---------- PROVIDED DATA ----------
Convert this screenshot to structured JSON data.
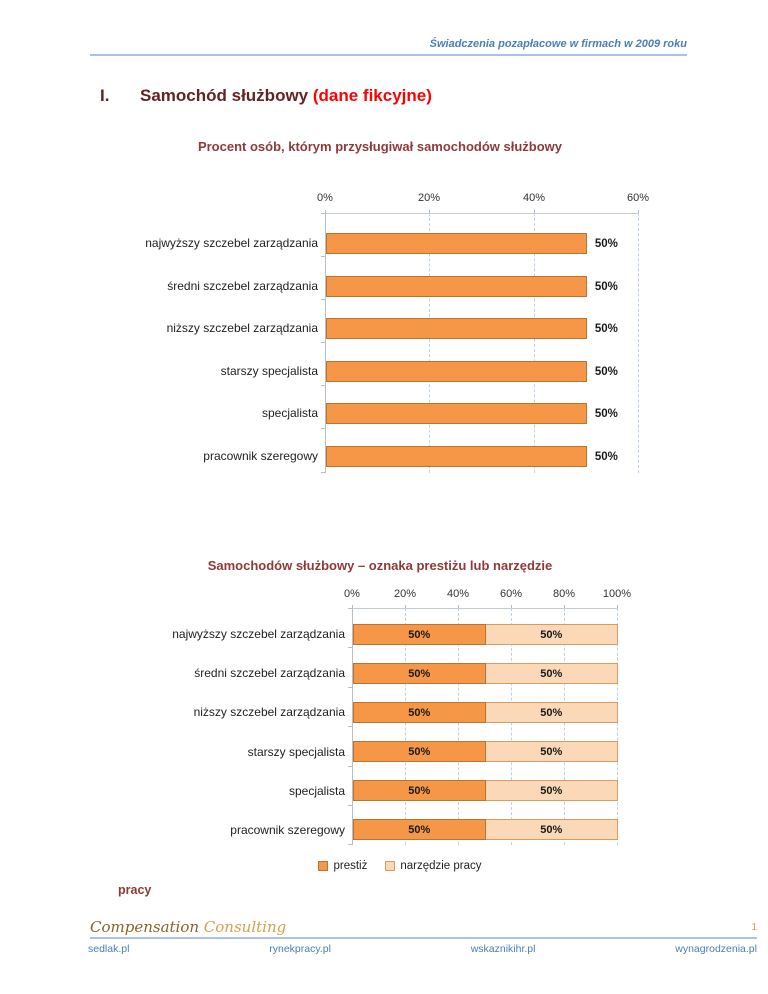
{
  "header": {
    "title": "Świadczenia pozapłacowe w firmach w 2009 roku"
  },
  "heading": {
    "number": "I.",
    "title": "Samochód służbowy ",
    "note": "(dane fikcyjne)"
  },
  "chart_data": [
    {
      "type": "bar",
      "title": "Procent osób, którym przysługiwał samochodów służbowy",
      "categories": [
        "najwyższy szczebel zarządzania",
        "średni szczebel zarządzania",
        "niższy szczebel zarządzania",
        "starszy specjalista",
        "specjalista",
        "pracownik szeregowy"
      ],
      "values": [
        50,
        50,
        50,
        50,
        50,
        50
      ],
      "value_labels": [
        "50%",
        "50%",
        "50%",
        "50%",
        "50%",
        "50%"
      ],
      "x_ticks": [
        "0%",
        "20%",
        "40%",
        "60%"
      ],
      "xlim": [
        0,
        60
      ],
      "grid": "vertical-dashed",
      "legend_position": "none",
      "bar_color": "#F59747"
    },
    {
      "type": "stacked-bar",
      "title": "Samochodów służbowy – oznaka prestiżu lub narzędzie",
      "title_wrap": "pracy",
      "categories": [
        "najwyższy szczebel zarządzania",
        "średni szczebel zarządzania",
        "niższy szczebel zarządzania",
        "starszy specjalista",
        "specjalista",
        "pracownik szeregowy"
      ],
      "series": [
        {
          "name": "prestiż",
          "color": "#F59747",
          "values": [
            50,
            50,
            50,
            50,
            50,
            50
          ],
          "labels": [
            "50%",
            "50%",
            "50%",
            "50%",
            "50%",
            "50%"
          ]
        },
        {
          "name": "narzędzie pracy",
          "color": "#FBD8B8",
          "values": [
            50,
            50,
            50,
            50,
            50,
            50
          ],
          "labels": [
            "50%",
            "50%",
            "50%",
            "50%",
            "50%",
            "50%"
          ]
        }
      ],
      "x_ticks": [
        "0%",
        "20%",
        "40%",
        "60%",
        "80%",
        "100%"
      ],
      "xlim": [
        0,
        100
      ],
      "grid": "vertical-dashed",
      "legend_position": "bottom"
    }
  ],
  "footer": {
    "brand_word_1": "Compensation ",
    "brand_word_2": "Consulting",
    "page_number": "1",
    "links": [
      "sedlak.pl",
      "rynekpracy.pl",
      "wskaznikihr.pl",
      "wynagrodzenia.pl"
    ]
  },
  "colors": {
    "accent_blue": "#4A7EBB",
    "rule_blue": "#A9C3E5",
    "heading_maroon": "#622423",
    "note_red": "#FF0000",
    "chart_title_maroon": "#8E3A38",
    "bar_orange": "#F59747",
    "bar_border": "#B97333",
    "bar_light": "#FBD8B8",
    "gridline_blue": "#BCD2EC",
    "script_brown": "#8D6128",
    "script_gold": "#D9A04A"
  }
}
----------
---------- PROVIDED DATA ----------
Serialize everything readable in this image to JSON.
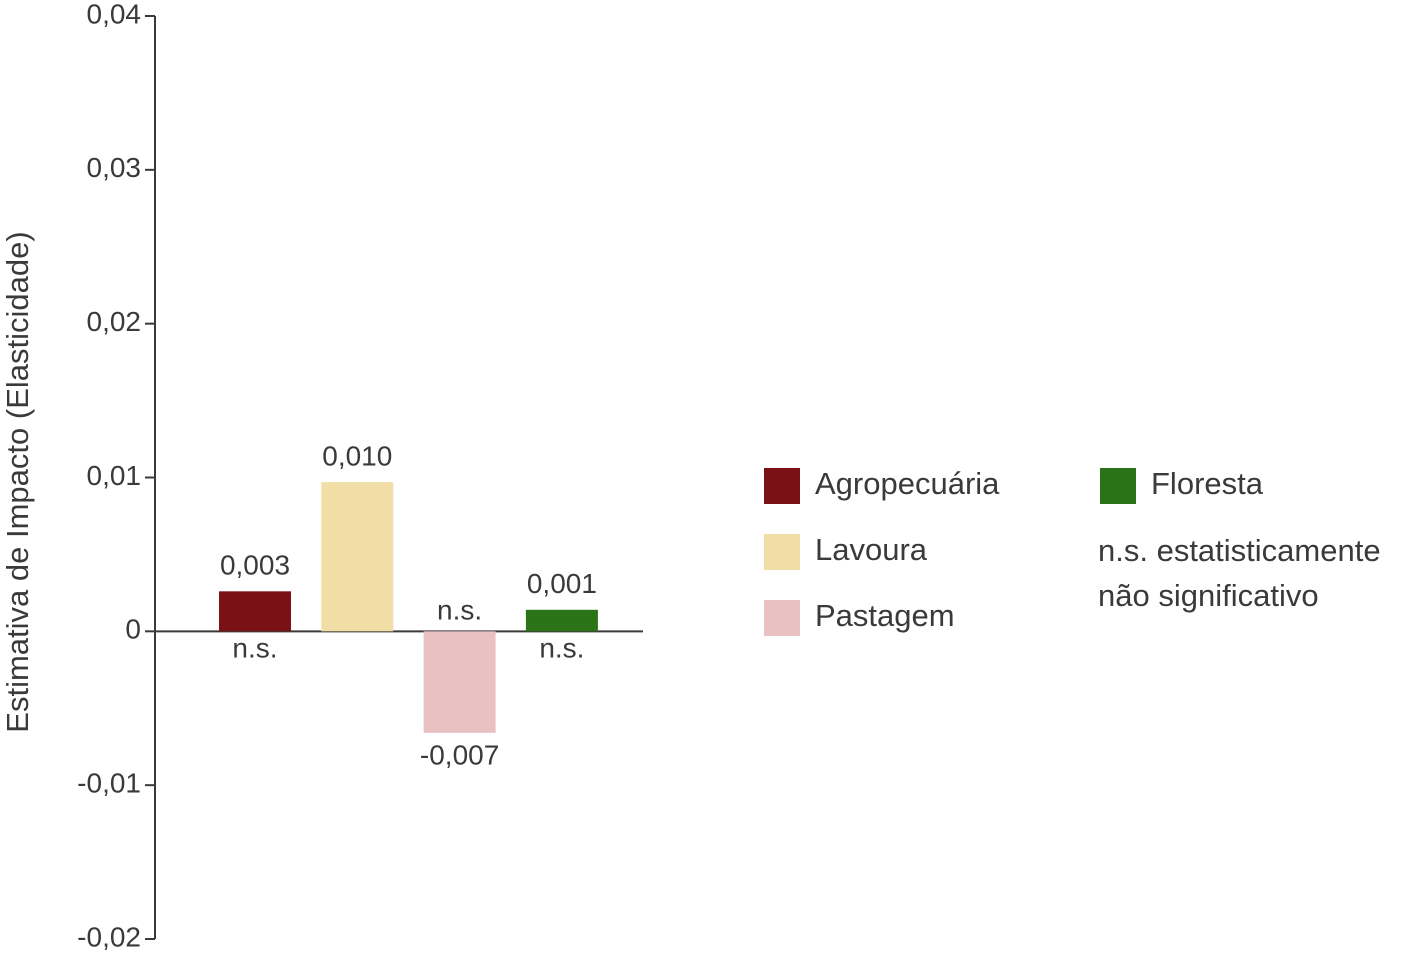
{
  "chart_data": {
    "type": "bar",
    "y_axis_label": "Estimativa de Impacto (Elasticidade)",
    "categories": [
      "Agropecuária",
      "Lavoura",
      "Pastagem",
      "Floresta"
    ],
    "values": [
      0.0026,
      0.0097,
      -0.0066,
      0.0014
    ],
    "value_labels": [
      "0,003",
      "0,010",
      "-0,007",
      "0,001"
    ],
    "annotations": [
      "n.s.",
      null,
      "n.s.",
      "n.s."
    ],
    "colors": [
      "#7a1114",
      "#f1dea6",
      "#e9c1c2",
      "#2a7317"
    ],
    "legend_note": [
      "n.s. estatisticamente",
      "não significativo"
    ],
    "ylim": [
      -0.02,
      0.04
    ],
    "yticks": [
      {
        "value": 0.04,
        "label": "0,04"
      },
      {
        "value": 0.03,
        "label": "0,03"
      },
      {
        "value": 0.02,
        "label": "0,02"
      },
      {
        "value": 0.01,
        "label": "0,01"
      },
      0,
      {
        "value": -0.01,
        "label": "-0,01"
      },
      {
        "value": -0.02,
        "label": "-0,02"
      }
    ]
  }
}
----------
---------- PROVIDED DATA ----------
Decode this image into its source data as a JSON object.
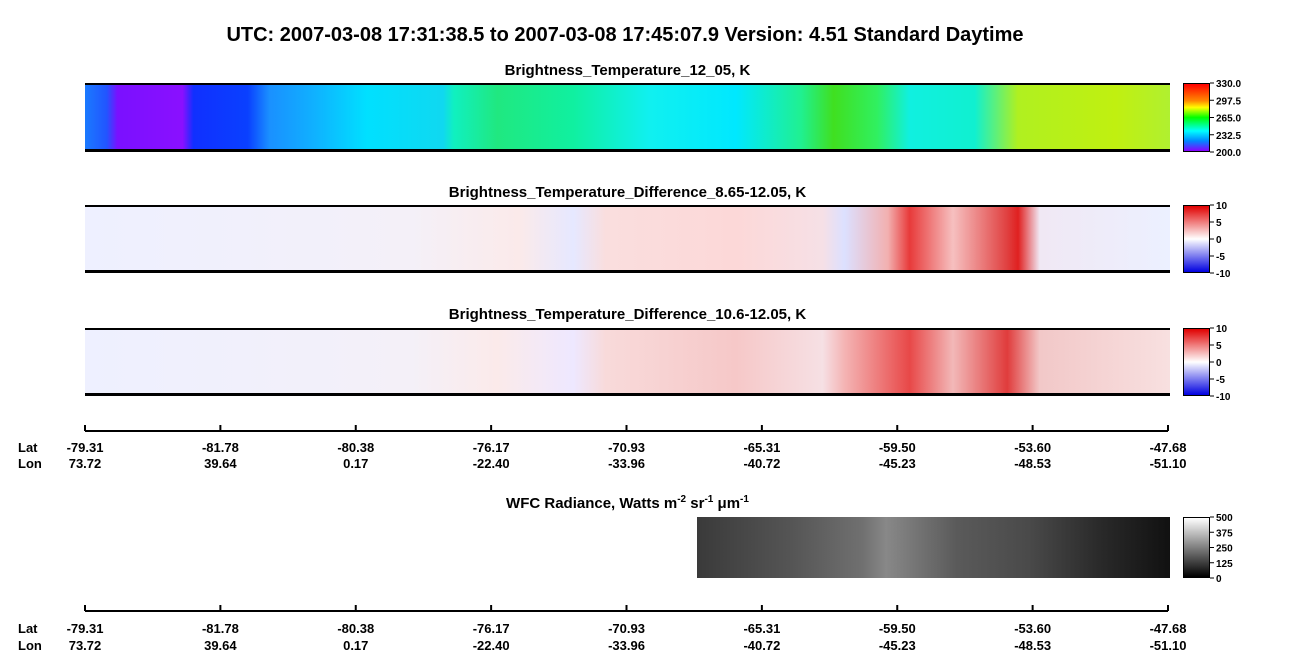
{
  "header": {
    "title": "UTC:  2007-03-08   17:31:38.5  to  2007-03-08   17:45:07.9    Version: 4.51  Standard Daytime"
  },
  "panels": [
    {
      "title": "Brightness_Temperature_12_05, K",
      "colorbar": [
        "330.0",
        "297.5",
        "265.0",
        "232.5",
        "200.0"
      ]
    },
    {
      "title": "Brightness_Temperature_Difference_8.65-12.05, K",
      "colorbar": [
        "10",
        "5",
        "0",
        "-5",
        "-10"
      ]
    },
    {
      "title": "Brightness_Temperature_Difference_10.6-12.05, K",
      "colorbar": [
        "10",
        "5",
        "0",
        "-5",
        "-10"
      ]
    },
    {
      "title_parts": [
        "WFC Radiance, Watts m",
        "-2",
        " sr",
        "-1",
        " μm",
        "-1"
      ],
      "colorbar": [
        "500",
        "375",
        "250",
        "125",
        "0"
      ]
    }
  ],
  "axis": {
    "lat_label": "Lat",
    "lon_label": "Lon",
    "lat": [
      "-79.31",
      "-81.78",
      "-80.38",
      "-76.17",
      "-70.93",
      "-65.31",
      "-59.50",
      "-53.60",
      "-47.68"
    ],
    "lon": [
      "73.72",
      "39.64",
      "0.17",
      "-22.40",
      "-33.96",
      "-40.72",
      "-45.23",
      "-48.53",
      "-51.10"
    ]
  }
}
----------
Find and copy each line above that includes the string "służbowy".

    "title": "Samochód służbowy ",
      "title": "Procent osób, którym przysługiwał samochodów służbowy",
      "title": "Samochodów służbowy – oznaka prestiżu lub narzędzie",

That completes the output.